PROBLEM STATEMENT
Print the full listing exactly.

ENTRIES SHOWN
*****

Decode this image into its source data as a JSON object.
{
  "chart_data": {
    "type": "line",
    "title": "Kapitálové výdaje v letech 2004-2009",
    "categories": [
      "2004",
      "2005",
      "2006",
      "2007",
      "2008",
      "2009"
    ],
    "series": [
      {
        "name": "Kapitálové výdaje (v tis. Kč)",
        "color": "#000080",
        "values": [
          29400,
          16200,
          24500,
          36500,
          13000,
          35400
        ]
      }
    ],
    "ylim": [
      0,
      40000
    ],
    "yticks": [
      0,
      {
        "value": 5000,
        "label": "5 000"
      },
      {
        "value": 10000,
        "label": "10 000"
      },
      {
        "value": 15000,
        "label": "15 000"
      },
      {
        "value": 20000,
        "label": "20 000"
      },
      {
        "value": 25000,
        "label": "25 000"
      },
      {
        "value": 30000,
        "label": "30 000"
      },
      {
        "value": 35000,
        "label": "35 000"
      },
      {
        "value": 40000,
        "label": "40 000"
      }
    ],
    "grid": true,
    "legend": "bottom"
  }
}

*****

PROBLEM SOLUTION
Decode this image into its source data as a JSON object.
{
  "chart_data": {
    "type": "line",
    "title": "Kapitálové výdaje v letech 2004-2009",
    "categories": [
      "2004",
      "2005",
      "2006",
      "2007",
      "2008",
      "2009"
    ],
    "series": [
      {
        "name": "Kapitálové výdaje (v tis. Kč)",
        "color": "#000080",
        "values": [
          29400,
          16200,
          24500,
          36500,
          13000,
          35400
        ]
      }
    ],
    "ylim": [
      0,
      40000
    ],
    "yticks": [
      0,
      {
        "value": 5000,
        "label": "5 000"
      },
      {
        "value": 10000,
        "label": "10 000"
      },
      {
        "value": 15000,
        "label": "15 000"
      },
      {
        "value": 20000,
        "label": "20 000"
      },
      {
        "value": 25000,
        "label": "25 000"
      },
      {
        "value": 30000,
        "label": "30 000"
      },
      {
        "value": 35000,
        "label": "35 000"
      },
      {
        "value": 40000,
        "label": "40 000"
      }
    ],
    "grid": true,
    "legend": "bottom"
  }
}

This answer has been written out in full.